[jira] Commented: (HIVE-106) Join operation fails for some queries

2009-07-27 Thread Namit Jain (JIRA)

[ 
https://issues.apache.org/jira/browse/HIVE-106?page=com.atlassian.jira.plugin.system.issuetabpanels:comment-tabpanelfocusedCommentId=12735675#action_12735675
 ] 

Namit Jain commented on HIVE-106:
-

Josh, this problem should have been fixed - can you provide a testcase ? 
otherwise, i will close this issue

 Join operation fails for some queries
 -

 Key: HIVE-106
 URL: https://issues.apache.org/jira/browse/HIVE-106
 Project: Hadoop Hive
  Issue Type: Bug
  Components: Query Processor
Reporter: Josh Ferguson
Assignee: Namit Jain
Priority: Critical

 The Tables Are
 CREATE TABLE activities 
 (actor_id STRING, actee_id STRING, properties MAPSTRING, STRING) 
 PARTITIONED BY (account STRING, application STRING, dataset STRING, hour INT)

RECORDS PROVIDED:
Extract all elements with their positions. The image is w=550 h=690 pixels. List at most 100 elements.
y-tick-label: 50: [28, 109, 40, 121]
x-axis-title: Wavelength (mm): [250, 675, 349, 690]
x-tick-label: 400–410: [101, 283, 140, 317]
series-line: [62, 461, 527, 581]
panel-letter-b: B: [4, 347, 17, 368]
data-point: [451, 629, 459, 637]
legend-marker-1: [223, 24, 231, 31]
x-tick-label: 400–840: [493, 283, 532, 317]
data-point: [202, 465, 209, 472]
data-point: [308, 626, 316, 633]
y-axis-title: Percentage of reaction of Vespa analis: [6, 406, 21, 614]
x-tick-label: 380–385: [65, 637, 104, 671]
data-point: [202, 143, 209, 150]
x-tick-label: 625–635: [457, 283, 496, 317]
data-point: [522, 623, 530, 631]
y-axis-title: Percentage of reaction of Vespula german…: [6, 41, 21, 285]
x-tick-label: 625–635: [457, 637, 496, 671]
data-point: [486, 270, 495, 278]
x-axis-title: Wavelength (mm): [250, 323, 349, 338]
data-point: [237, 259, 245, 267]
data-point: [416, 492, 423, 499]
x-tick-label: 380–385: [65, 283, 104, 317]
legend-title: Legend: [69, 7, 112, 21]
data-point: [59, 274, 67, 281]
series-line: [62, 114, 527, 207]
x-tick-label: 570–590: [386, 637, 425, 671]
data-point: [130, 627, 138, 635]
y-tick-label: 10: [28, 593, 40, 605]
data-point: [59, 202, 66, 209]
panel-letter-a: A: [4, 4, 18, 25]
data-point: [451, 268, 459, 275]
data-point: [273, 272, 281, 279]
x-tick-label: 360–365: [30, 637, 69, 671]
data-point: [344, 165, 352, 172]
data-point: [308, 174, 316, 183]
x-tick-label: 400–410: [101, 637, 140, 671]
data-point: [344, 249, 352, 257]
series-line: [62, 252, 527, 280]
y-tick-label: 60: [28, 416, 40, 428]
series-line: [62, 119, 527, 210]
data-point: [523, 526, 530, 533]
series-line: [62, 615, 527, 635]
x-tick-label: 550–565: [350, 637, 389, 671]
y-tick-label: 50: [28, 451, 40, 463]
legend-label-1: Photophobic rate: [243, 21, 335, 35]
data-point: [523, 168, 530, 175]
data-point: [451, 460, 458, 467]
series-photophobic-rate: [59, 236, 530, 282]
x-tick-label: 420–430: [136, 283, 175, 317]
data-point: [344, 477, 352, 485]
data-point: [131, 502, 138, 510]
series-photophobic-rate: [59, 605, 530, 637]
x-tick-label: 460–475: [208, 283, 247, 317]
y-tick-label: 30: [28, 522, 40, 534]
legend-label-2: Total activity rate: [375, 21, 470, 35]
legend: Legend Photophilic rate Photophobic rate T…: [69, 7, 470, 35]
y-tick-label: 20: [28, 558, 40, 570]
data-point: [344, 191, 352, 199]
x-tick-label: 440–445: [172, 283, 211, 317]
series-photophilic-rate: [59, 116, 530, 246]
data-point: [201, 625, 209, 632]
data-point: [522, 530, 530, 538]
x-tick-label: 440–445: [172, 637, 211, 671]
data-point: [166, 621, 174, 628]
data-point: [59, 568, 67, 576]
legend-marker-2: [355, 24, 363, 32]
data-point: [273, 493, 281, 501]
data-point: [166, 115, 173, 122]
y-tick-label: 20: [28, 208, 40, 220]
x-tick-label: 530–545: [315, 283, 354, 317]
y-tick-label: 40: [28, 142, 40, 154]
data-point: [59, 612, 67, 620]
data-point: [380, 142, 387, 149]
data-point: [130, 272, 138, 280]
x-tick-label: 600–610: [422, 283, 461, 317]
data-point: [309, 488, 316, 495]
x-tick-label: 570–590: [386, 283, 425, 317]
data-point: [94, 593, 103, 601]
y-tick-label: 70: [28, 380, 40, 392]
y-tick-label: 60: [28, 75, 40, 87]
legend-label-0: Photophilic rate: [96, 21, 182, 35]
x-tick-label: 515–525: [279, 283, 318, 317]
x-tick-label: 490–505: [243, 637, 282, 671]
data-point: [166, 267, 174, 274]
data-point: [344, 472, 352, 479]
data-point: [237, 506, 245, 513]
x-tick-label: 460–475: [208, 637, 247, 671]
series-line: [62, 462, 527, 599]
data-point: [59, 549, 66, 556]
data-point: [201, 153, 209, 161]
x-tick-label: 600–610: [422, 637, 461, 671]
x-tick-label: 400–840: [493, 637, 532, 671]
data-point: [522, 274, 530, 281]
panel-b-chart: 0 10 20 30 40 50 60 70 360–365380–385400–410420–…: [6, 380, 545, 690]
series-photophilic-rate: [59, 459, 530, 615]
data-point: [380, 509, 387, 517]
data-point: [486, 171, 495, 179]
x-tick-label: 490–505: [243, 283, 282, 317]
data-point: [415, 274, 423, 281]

INSTRUCTIONS:
• 1. Name the partition columns in the PARTITIONED BY clause of the Hive issue comment.
• 2. Resume the Hive issue comment after its last line.
The items have nothing to do with the Hive issue comment.

ANSWERS IN ORDER:
• 1. account, application, dataset, hour

• 2.
 CLUSTERED BY (actor_id, actee_id) INTO 32 BUCKETS 
 ROW FORMAT DELIMITED 
 COLLECTION ITEMS TERMINATED BY '44'
 MAP KEYS TERMINATED BY '58'
 STORED AS TEXTFILE;
 Detailed Table Information:
 Table(tableName:activities,dbName:default,owner:Josh,createTime:1228208598,lastAccessTime:0,retention:0,sd:StorageDescriptor(cols:[FieldSchema(name:actor_id,type:string,comment:null),
  FieldSchema(name:actee_id,type:string,comment:null), 
 FieldSchema(name:properties,type:mapstring,string,comment:null)],location:/user/hive/warehouse/activities,inputFormat:org.apache.hadoop.mapred.TextInputFormat,outputFormat:org.apache.hadoop.hive.ql.io.IgnoreKeyTextOutputFormat,compressed:false,numBuckets:32,serdeInfo:SerDeInfo(name:null,serializationLib:org.apache.hadoop.hive.serde2.dynamic_type.DynamicSerDe,parameters:{colelction.delim=44,mapkey.delim=58,serialization.format=org.apache.hadoop.hive.serde2.thrift.TCTLSeparatedProtocol}),bucketCols:[actor_id,
  
 actee_id],sortCols:[],parameters:{}),partitionKeys:[FieldSchema(name:account,type:string,comment:null),
  FieldSchema(name:application,type:string,comment:null), 
 FieldSchema(name:dataset,type:string,comment:null), 
 FieldSchema(name:hour,type:int,comment:null)],parameters:{})
 CREATE TABLE users 
 (id STRING, properties MAPSTRING, STRING) 
 PARTITIONED BY (account STRING, application STRING, dataset STRING, hour INT)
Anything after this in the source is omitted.